Where does the string "JSON" appear? Copy every line of the entries below that holds it.

-------- EXTRACTED ENTRIES --------

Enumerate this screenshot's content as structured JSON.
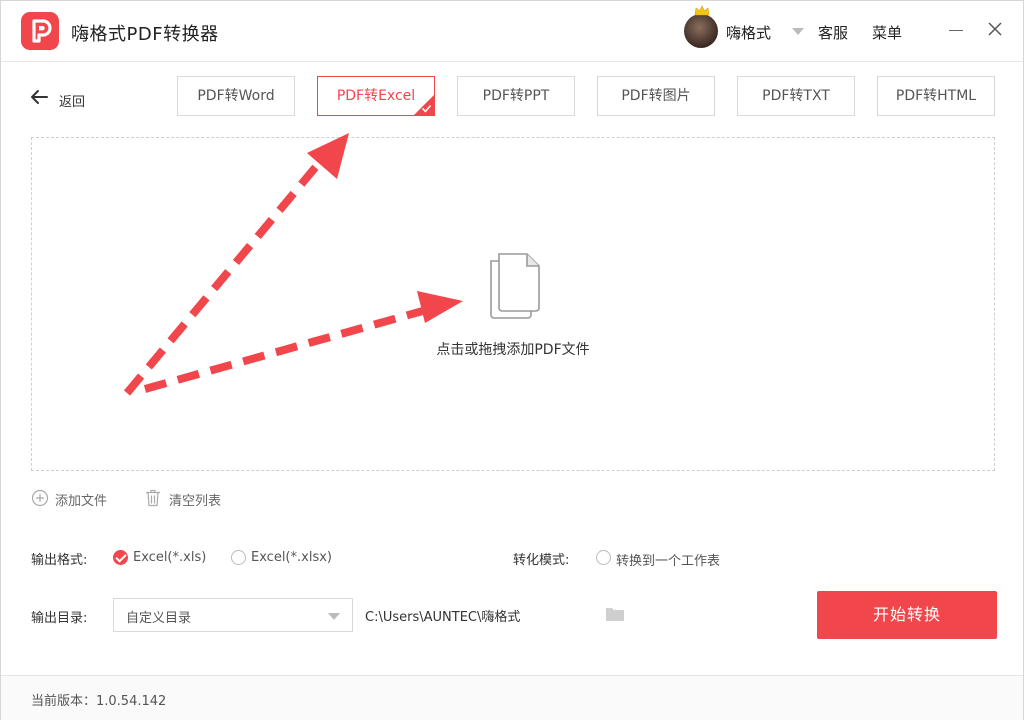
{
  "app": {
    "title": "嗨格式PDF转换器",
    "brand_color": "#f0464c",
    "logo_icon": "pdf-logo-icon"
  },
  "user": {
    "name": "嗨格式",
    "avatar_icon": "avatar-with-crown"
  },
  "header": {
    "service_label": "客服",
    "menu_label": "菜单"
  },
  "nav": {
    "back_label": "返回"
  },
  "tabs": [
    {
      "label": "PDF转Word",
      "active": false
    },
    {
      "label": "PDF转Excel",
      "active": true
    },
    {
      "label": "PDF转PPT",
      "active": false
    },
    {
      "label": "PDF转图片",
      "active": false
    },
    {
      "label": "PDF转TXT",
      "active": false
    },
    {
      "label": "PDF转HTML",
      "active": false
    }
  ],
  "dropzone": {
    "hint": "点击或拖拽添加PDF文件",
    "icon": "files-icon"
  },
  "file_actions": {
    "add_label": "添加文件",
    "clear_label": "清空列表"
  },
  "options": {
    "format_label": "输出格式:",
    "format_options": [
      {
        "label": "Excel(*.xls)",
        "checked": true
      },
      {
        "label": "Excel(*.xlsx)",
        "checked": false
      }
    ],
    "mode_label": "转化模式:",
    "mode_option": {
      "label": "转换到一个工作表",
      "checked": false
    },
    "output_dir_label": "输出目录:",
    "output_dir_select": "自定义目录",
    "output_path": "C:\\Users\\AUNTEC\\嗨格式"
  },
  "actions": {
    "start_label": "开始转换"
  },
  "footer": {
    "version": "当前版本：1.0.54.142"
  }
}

--------
-------- EXTRACTED ENTRIES --------

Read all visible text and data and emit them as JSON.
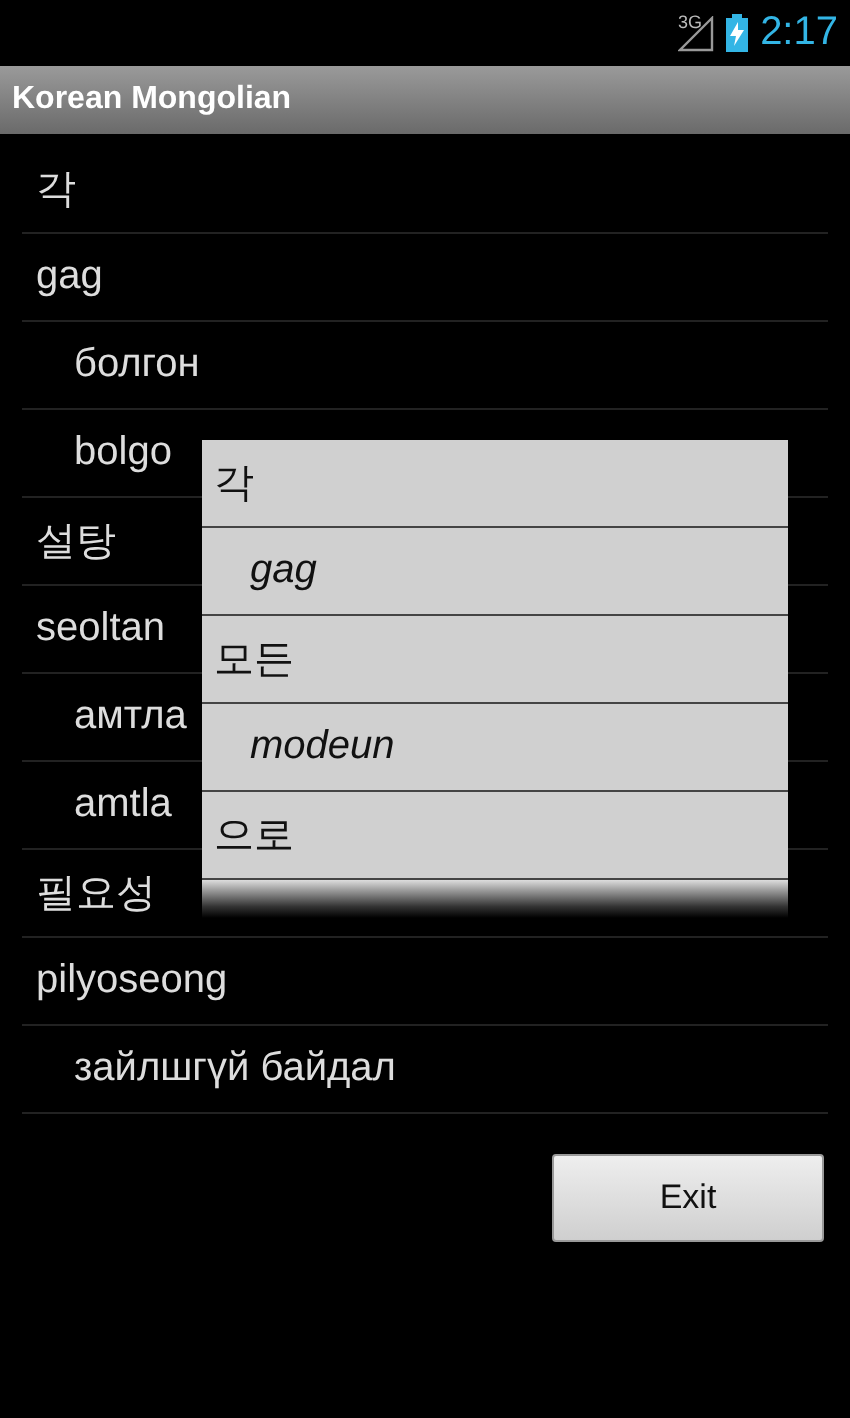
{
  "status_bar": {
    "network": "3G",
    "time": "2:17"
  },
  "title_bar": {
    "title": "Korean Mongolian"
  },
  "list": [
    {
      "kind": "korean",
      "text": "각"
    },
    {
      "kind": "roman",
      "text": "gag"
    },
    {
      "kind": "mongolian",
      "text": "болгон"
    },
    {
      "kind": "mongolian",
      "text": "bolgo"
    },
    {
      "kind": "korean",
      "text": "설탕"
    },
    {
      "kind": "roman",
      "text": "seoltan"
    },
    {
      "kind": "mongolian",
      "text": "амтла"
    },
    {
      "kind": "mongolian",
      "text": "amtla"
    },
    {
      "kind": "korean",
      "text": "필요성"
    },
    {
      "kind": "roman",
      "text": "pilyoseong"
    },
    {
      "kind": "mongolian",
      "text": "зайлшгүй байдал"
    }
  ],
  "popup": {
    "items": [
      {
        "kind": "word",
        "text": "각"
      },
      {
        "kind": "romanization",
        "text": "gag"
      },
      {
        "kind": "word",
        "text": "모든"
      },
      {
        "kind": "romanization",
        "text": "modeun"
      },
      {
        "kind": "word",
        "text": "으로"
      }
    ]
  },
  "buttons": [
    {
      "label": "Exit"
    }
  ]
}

--------

## ANSWER TO THE EXERCISE:
Enumerate this screenshot's content as structured JSON.
Read all visible text and data and emit them as JSON.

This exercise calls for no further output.